CHALLENGE: Write out all of the entries exactly, please.

--- Start of RECORDED INFORMATION ---

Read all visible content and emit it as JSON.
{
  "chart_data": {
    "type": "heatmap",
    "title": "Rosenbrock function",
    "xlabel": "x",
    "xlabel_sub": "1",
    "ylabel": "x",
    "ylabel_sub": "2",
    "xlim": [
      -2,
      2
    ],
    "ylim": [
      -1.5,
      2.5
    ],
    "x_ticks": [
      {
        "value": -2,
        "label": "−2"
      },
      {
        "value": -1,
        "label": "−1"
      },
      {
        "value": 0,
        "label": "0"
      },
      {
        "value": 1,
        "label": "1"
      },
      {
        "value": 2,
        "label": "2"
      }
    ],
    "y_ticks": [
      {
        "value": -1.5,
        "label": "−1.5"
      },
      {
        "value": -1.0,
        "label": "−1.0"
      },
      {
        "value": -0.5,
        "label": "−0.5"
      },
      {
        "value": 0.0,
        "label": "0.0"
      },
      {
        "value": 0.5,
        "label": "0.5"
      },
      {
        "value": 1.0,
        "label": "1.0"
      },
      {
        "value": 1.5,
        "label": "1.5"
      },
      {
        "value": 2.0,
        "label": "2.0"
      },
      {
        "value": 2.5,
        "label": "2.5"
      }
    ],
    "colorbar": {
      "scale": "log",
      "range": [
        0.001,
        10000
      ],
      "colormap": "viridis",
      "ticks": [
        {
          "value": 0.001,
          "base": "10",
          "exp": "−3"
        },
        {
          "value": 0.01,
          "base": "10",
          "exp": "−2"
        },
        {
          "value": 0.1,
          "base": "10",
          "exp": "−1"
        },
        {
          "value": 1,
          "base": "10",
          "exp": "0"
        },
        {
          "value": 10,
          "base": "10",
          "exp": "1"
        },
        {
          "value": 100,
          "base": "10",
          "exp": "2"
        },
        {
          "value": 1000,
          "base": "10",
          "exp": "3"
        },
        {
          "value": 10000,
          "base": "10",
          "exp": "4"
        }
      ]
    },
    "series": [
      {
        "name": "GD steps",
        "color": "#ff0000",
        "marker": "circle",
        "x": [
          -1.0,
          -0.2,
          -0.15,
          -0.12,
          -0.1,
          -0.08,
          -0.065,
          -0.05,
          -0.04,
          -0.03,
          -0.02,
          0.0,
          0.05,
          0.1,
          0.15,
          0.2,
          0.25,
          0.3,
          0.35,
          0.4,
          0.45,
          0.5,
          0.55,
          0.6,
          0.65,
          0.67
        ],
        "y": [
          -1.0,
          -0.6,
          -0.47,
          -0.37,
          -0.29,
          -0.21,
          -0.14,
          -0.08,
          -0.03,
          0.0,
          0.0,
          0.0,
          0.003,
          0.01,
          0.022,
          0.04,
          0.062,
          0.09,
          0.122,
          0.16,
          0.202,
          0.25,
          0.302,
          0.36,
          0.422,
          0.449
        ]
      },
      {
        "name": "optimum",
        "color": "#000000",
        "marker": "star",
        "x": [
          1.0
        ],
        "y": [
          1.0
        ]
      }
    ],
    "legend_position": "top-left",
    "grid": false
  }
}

--- End of RECORDED INFORMATION ---

TASK OUTPUT:
Read all visible content and emit it as JSON.
{
  "chart_data": {
    "type": "heatmap",
    "title": "Rosenbrock function",
    "xlabel": "x",
    "xlabel_sub": "1",
    "ylabel": "x",
    "ylabel_sub": "2",
    "xlim": [
      -2,
      2
    ],
    "ylim": [
      -1.5,
      2.5
    ],
    "x_ticks": [
      {
        "value": -2,
        "label": "−2"
      },
      {
        "value": -1,
        "label": "−1"
      },
      {
        "value": 0,
        "label": "0"
      },
      {
        "value": 1,
        "label": "1"
      },
      {
        "value": 2,
        "label": "2"
      }
    ],
    "y_ticks": [
      {
        "value": -1.5,
        "label": "−1.5"
      },
      {
        "value": -1.0,
        "label": "−1.0"
      },
      {
        "value": -0.5,
        "label": "−0.5"
      },
      {
        "value": 0.0,
        "label": "0.0"
      },
      {
        "value": 0.5,
        "label": "0.5"
      },
      {
        "value": 1.0,
        "label": "1.0"
      },
      {
        "value": 1.5,
        "label": "1.5"
      },
      {
        "value": 2.0,
        "label": "2.0"
      },
      {
        "value": 2.5,
        "label": "2.5"
      }
    ],
    "colorbar": {
      "scale": "log",
      "range": [
        0.001,
        10000
      ],
      "colormap": "viridis",
      "ticks": [
        {
          "value": 0.001,
          "base": "10",
          "exp": "−3"
        },
        {
          "value": 0.01,
          "base": "10",
          "exp": "−2"
        },
        {
          "value": 0.1,
          "base": "10",
          "exp": "−1"
        },
        {
          "value": 1,
          "base": "10",
          "exp": "0"
        },
        {
          "value": 10,
          "base": "10",
          "exp": "1"
        },
        {
          "value": 100,
          "base": "10",
          "exp": "2"
        },
        {
          "value": 1000,
          "base": "10",
          "exp": "3"
        },
        {
          "value": 10000,
          "base": "10",
          "exp": "4"
        }
      ]
    },
    "series": [
      {
        "name": "GD steps",
        "color": "#ff0000",
        "marker": "circle",
        "x": [
          -1.0,
          -0.2,
          -0.15,
          -0.12,
          -0.1,
          -0.08,
          -0.065,
          -0.05,
          -0.04,
          -0.03,
          -0.02,
          0.0,
          0.05,
          0.1,
          0.15,
          0.2,
          0.25,
          0.3,
          0.35,
          0.4,
          0.45,
          0.5,
          0.55,
          0.6,
          0.65,
          0.67
        ],
        "y": [
          -1.0,
          -0.6,
          -0.47,
          -0.37,
          -0.29,
          -0.21,
          -0.14,
          -0.08,
          -0.03,
          0.0,
          0.0,
          0.0,
          0.003,
          0.01,
          0.022,
          0.04,
          0.062,
          0.09,
          0.122,
          0.16,
          0.202,
          0.25,
          0.302,
          0.36,
          0.422,
          0.449
        ]
      },
      {
        "name": "optimum",
        "color": "#000000",
        "marker": "star",
        "x": [
          1.0
        ],
        "y": [
          1.0
        ]
      }
    ],
    "legend_position": "top-left",
    "grid": false
  }
}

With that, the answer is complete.